● PROBLEM TO WORK ON: Review the lines that follow and copy each one that contains the word "Password".

+++++

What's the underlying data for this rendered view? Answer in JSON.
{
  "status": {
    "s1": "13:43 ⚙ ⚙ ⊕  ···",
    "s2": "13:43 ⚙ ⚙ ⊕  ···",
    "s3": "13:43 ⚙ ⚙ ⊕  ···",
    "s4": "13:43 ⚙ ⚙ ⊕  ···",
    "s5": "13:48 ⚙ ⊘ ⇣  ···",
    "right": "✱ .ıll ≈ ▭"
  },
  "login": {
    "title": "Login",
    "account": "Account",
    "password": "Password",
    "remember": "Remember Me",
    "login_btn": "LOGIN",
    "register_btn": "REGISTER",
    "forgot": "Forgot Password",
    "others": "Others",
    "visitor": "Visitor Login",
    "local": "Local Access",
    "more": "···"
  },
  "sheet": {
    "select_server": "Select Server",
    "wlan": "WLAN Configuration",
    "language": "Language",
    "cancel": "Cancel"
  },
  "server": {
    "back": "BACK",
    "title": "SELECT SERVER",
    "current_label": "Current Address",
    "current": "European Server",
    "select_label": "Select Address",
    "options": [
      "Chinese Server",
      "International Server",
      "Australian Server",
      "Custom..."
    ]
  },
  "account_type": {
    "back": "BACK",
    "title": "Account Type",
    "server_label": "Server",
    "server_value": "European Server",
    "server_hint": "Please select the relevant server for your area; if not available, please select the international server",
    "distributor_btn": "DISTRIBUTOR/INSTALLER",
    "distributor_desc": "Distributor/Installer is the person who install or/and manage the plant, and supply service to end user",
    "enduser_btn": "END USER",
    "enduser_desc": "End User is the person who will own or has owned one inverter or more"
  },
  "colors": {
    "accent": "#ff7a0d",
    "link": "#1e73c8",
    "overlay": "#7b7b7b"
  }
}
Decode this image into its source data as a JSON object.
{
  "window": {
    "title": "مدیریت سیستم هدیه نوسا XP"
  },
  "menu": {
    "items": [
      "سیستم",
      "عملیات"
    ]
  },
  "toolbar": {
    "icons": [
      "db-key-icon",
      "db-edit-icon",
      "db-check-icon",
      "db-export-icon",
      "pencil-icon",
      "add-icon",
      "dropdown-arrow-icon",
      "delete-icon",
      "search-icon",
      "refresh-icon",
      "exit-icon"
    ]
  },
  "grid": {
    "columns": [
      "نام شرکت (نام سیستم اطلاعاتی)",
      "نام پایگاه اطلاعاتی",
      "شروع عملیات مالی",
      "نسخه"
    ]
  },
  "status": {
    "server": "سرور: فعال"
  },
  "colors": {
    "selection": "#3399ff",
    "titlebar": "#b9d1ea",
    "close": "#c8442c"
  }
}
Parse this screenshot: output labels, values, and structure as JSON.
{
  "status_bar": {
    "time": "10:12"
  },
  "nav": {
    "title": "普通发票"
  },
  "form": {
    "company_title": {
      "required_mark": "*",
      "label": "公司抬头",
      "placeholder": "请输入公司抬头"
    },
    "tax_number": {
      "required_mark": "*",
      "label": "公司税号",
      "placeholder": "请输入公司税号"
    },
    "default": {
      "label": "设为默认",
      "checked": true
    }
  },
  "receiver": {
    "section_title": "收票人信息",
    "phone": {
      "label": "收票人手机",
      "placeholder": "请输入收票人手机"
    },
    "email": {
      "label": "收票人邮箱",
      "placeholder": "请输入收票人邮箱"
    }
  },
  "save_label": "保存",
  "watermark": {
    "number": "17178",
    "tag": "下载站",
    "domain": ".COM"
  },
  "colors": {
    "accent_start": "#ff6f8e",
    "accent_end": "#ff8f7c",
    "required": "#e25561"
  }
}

+++++

● EXPECTED ANSWER:
    "password": "Password",
    "forgot": "Forgot Password",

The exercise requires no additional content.